| Records shown |
* Start *
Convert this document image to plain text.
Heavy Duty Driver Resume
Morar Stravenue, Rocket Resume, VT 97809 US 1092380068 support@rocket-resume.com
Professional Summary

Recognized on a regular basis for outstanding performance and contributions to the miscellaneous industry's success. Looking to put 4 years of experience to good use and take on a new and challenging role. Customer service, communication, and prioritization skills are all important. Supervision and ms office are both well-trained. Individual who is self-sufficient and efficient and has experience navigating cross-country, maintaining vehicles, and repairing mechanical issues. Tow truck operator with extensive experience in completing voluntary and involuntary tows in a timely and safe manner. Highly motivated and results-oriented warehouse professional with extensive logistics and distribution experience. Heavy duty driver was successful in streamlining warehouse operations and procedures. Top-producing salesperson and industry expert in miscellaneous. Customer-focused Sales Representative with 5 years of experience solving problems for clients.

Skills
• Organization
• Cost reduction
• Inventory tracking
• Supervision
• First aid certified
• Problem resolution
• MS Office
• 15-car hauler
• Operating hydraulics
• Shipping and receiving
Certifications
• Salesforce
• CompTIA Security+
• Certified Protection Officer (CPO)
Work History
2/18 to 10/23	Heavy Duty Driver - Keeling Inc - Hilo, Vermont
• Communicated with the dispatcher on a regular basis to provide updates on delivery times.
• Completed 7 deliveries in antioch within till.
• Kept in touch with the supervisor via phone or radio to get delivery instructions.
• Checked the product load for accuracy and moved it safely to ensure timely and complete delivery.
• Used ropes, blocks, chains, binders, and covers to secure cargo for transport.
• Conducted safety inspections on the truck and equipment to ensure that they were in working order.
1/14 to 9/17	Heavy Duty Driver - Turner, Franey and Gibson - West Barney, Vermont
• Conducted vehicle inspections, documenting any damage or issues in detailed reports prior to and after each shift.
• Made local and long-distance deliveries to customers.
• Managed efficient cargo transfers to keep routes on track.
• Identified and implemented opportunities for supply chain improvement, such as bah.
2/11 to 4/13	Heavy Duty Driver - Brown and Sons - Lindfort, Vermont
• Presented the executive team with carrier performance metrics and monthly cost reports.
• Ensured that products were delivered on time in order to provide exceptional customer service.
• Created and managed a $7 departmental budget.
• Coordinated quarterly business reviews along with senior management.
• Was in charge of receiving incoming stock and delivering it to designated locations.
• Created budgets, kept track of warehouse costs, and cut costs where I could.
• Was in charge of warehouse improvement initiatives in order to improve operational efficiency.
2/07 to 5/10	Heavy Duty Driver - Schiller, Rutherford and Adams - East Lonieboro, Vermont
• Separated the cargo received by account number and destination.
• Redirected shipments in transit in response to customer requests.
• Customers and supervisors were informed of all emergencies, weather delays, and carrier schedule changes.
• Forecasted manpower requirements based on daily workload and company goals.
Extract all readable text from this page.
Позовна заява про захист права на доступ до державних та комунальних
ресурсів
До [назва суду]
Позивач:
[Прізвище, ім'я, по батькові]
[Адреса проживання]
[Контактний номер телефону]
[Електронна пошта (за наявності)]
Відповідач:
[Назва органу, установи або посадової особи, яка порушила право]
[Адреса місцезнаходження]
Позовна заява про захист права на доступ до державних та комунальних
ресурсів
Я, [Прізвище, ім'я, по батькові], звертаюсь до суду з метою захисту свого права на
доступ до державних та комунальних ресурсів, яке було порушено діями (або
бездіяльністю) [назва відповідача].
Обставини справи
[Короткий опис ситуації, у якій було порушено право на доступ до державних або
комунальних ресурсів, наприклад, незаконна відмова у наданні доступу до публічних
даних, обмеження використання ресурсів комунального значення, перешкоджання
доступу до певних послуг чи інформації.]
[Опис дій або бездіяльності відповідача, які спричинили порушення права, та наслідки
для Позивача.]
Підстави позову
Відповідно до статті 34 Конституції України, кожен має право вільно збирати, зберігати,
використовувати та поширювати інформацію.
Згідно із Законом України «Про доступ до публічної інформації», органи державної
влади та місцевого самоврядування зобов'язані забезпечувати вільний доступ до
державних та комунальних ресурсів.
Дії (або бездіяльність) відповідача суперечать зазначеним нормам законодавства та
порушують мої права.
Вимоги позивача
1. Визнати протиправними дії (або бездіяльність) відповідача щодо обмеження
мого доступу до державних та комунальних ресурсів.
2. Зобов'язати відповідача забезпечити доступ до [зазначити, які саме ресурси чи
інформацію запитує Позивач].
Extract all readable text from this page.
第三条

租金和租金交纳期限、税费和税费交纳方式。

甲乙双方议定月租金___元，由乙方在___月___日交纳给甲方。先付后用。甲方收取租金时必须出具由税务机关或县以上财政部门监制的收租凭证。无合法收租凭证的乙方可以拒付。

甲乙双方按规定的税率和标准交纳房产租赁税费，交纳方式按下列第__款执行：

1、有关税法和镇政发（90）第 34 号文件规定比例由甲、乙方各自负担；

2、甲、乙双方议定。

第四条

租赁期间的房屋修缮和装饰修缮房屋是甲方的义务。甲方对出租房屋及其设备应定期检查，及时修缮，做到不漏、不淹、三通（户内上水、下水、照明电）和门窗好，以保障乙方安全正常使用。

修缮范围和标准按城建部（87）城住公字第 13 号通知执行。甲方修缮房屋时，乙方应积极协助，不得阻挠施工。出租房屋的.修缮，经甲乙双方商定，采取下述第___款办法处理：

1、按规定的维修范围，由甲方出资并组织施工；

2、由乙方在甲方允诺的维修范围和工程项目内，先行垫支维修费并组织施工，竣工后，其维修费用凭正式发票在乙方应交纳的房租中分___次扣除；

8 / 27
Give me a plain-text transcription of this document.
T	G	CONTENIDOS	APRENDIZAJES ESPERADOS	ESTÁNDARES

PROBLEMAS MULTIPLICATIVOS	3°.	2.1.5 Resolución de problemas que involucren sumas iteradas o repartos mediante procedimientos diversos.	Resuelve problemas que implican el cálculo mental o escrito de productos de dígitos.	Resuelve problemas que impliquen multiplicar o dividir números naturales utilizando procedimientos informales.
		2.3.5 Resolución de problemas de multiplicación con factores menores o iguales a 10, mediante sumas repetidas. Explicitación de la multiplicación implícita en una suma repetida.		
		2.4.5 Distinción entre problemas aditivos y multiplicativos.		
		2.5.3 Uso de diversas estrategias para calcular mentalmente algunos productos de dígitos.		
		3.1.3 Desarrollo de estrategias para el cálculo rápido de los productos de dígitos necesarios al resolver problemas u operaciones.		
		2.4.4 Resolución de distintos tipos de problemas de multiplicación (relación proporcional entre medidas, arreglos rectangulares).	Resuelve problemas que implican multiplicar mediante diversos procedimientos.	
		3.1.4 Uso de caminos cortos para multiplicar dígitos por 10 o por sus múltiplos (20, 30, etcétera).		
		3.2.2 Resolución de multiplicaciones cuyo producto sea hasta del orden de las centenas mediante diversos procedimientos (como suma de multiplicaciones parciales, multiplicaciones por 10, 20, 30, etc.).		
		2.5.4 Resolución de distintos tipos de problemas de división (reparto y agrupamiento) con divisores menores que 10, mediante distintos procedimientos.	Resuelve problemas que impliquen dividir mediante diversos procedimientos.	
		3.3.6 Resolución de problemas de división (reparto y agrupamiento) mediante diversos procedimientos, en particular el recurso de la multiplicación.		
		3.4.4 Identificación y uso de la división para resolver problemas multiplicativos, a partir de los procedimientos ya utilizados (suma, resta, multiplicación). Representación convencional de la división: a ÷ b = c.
* End *
| Exercise aim |
Reproduce every record, matching each line exactly.

| Exercise result |
Convert this document image to plain text.
Heavy Duty Driver Resume
Morar Stravenue, Rocket Resume, VT 97809 US 1092380068 support@rocket-resume.com
Professional Summary

Recognized on a regular basis for outstanding performance and contributions to the miscellaneous industry's success. Looking to put 4 years of experience to good use and take on a new and challenging role. Customer service, communication, and prioritization skills are all important. Supervision and ms office are both well-trained. Individual who is self-sufficient and efficient and has experience navigating cross-country, maintaining vehicles, and repairing mechanical issues. Tow truck operator with extensive experience in completing voluntary and involuntary tows in a timely and safe manner. Highly motivated and results-oriented warehouse professional with extensive logistics and distribution experience. Heavy duty driver was successful in streamlining warehouse operations and procedures. Top-producing salesperson and industry expert in miscellaneous. Customer-focused Sales Representative with 5 years of experience solving problems for clients.

Skills
• Organization
• Cost reduction
• Inventory tracking
• Supervision
• First aid certified
• Problem resolution
• MS Office
• 15-car hauler
• Operating hydraulics
• Shipping and receiving
Certifications
• Salesforce
• CompTIA Security+
• Certified Protection Officer (CPO)
Work History
2/18 to 10/23	Heavy Duty Driver - Keeling Inc - Hilo, Vermont
• Communicated with the dispatcher on a regular basis to provide updates on delivery times.
• Completed 7 deliveries in antioch within till.
• Kept in touch with the supervisor via phone or radio to get delivery instructions.
• Checked the product load for accuracy and moved it safely to ensure timely and complete delivery.
• Used ropes, blocks, chains, binders, and covers to secure cargo for transport.
• Conducted safety inspections on the truck and equipment to ensure that they were in working order.
1/14 to 9/17	Heavy Duty Driver - Turner, Franey and Gibson - West Barney, Vermont
• Conducted vehicle inspections, documenting any damage or issues in detailed reports prior to and after each shift.
• Made local and long-distance deliveries to customers.
• Managed efficient cargo transfers to keep routes on track.
• Identified and implemented opportunities for supply chain improvement, such as bah.
2/11 to 4/13	Heavy Duty Driver - Brown and Sons - Lindfort, Vermont
• Presented the executive team with carrier performance metrics and monthly cost reports.
• Ensured that products were delivered on time in order to provide exceptional customer service.
• Created and managed a $7 departmental budget.
• Coordinated quarterly business reviews along with senior management.
• Was in charge of receiving incoming stock and delivering it to designated locations.
• Created budgets, kept track of warehouse costs, and cut costs where I could.
• Was in charge of warehouse improvement initiatives in order to improve operational efficiency.
2/07 to 5/10	Heavy Duty Driver - Schiller, Rutherford and Adams - East Lonieboro, Vermont
• Separated the cargo received by account number and destination.
• Redirected shipments in transit in response to customer requests.
• Customers and supervisors were informed of all emergencies, weather delays, and carrier schedule changes.
• Forecasted manpower requirements based on daily workload and company goals.
Extract all readable text from this page.
Позовна заява про захист права на доступ до державних та комунальних
ресурсів
До [назва суду]
Позивач:
[Прізвище, ім'я, по батькові]
[Адреса проживання]
[Контактний номер телефону]
[Електронна пошта (за наявності)]
Відповідач:
[Назва органу, установи або посадової особи, яка порушила право]
[Адреса місцезнаходження]
Позовна заява про захист права на доступ до державних та комунальних
ресурсів
Я, [Прізвище, ім'я, по батькові], звертаюсь до суду з метою захисту свого права на
доступ до державних та комунальних ресурсів, яке було порушено діями (або
бездіяльністю) [назва відповідача].
Обставини справи
[Короткий опис ситуації, у якій було порушено право на доступ до державних або
комунальних ресурсів, наприклад, незаконна відмова у наданні доступу до публічних
даних, обмеження використання ресурсів комунального значення, перешкоджання
доступу до певних послуг чи інформації.]
[Опис дій або бездіяльності відповідача, які спричинили порушення права, та наслідки
для Позивача.]
Підстави позову
Відповідно до статті 34 Конституції України, кожен має право вільно збирати, зберігати,
використовувати та поширювати інформацію.
Згідно із Законом України «Про доступ до публічної інформації», органи державної
влади та місцевого самоврядування зобов'язані забезпечувати вільний доступ до
державних та комунальних ресурсів.
Дії (або бездіяльність) відповідача суперечать зазначеним нормам законодавства та
порушують мої права.
Вимоги позивача
1. Визнати протиправними дії (або бездіяльність) відповідача щодо обмеження
мого доступу до державних та комунальних ресурсів.
2. Зобов'язати відповідача забезпечити доступ до [зазначити, які саме ресурси чи
інформацію запитує Позивач].
Extract all readable text from this page.
第三条

租金和租金交纳期限、税费和税费交纳方式。

甲乙双方议定月租金___元，由乙方在___月___日交纳给甲方。先付后用。甲方收取租金时必须出具由税务机关或县以上财政部门监制的收租凭证。无合法收租凭证的乙方可以拒付。

甲乙双方按规定的税率和标准交纳房产租赁税费，交纳方式按下列第__款执行：

1、有关税法和镇政发（90）第 34 号文件规定比例由甲、乙方各自负担；

2、甲、乙双方议定。

第四条

租赁期间的房屋修缮和装饰修缮房屋是甲方的义务。甲方对出租房屋及其设备应定期检查，及时修缮，做到不漏、不淹、三通（户内上水、下水、照明电）和门窗好，以保障乙方安全正常使用。

修缮范围和标准按城建部（87）城住公字第 13 号通知执行。甲方修缮房屋时，乙方应积极协助，不得阻挠施工。出租房屋的.修缮，经甲乙双方商定，采取下述第___款办法处理：

1、按规定的维修范围，由甲方出资并组织施工；

2、由乙方在甲方允诺的维修范围和工程项目内，先行垫支维修费并组织施工，竣工后，其维修费用凭正式发票在乙方应交纳的房租中分___次扣除；

8 / 27
Give me a plain-text transcription of this document.
T	G	CONTENIDOS	APRENDIZAJES ESPERADOS	ESTÁNDARES

PROBLEMAS MULTIPLICATIVOS	3°.	2.1.5 Resolución de problemas que involucren sumas iteradas o repartos mediante procedimientos diversos.	Resuelve problemas que implican el cálculo mental o escrito de productos de dígitos.	Resuelve problemas que impliquen multiplicar o dividir números naturales utilizando procedimientos informales.
		2.3.5 Resolución de problemas de multiplicación con factores menores o iguales a 10, mediante sumas repetidas. Explicitación de la multiplicación implícita en una suma repetida.		
		2.4.5 Distinción entre problemas aditivos y multiplicativos.		
		2.5.3 Uso de diversas estrategias para calcular mentalmente algunos productos de dígitos.		
		3.1.3 Desarrollo de estrategias para el cálculo rápido de los productos de dígitos necesarios al resolver problemas u operaciones.		
		2.4.4 Resolución de distintos tipos de problemas de multiplicación (relación proporcional entre medidas, arreglos rectangulares).	Resuelve problemas que implican multiplicar mediante diversos procedimientos.	
		3.1.4 Uso de caminos cortos para multiplicar dígitos por 10 o por sus múltiplos (20, 30, etcétera).		
		3.2.2 Resolución de multiplicaciones cuyo producto sea hasta del orden de las centenas mediante diversos procedimientos (como suma de multiplicaciones parciales, multiplicaciones por 10, 20, 30, etc.).		
		2.5.4 Resolución de distintos tipos de problemas de división (reparto y agrupamiento) con divisores menores que 10, mediante distintos procedimientos.	Resuelve problemas que impliquen dividir mediante diversos procedimientos.	
		3.3.6 Resolución de problemas de división (reparto y agrupamiento) mediante diversos procedimientos, en particular el recurso de la multiplicación.		
		3.4.4 Identificación y uso de la división para resolver problemas multiplicativos, a partir de los procedimientos ya utilizados (suma, resta, multiplicación). Representación convencional de la división: a ÷ b = c.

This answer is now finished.